_EXERCISE REQUIREMENTS_
Keep the pictures out of the copy and print all the entries below exactly.

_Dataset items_
((

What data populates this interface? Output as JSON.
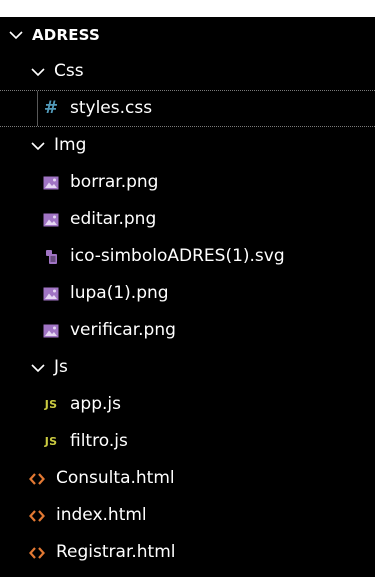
{
  "explorer": {
    "root": {
      "label": "ADRESS"
    },
    "folders": {
      "css": {
        "label": "Css"
      },
      "img": {
        "label": "Img"
      },
      "js": {
        "label": "Js"
      }
    },
    "files": {
      "styles_css": {
        "label": "styles.css",
        "icon": "hash-icon",
        "icon_text": "#"
      },
      "borrar_png": {
        "label": "borrar.png",
        "icon": "image-icon"
      },
      "editar_png": {
        "label": "editar.png",
        "icon": "image-icon"
      },
      "ico_svg": {
        "label": "ico-simboloADRES(1).svg",
        "icon": "svg-file-icon"
      },
      "lupa_png": {
        "label": "lupa(1).png",
        "icon": "image-icon"
      },
      "verificar_png": {
        "label": "verificar.png",
        "icon": "image-icon"
      },
      "app_js": {
        "label": "app.js",
        "icon": "js-icon",
        "icon_text": "JS"
      },
      "filtro_js": {
        "label": "filtro.js",
        "icon": "js-icon",
        "icon_text": "JS"
      },
      "consulta_html": {
        "label": "Consulta.html",
        "icon": "html-icon"
      },
      "index_html": {
        "label": "index.html",
        "icon": "html-icon"
      },
      "registrar_html": {
        "label": "Registrar.html",
        "icon": "html-icon"
      }
    }
  },
  "colors": {
    "background": "#000000",
    "text": "#ffffff",
    "css_icon": "#519aba",
    "image_icon": "#a074c4",
    "js_icon": "#cbcb41",
    "html_icon": "#e37933"
  }
}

))

_EXERCISE RESULT_
What data populates this interface? Output as JSON.
{
  "explorer": {
    "root": {
      "label": "ADRESS"
    },
    "folders": {
      "css": {
        "label": "Css"
      },
      "img": {
        "label": "Img"
      },
      "js": {
        "label": "Js"
      }
    },
    "files": {
      "styles_css": {
        "label": "styles.css",
        "icon": "hash-icon",
        "icon_text": "#"
      },
      "borrar_png": {
        "label": "borrar.png",
        "icon": "image-icon"
      },
      "editar_png": {
        "label": "editar.png",
        "icon": "image-icon"
      },
      "ico_svg": {
        "label": "ico-simboloADRES(1).svg",
        "icon": "svg-file-icon"
      },
      "lupa_png": {
        "label": "lupa(1).png",
        "icon": "image-icon"
      },
      "verificar_png": {
        "label": "verificar.png",
        "icon": "image-icon"
      },
      "app_js": {
        "label": "app.js",
        "icon": "js-icon",
        "icon_text": "JS"
      },
      "filtro_js": {
        "label": "filtro.js",
        "icon": "js-icon",
        "icon_text": "JS"
      },
      "consulta_html": {
        "label": "Consulta.html",
        "icon": "html-icon"
      },
      "index_html": {
        "label": "index.html",
        "icon": "html-icon"
      },
      "registrar_html": {
        "label": "Registrar.html",
        "icon": "html-icon"
      }
    }
  },
  "colors": {
    "background": "#000000",
    "text": "#ffffff",
    "css_icon": "#519aba",
    "image_icon": "#a074c4",
    "js_icon": "#cbcb41",
    "html_icon": "#e37933"
  }
}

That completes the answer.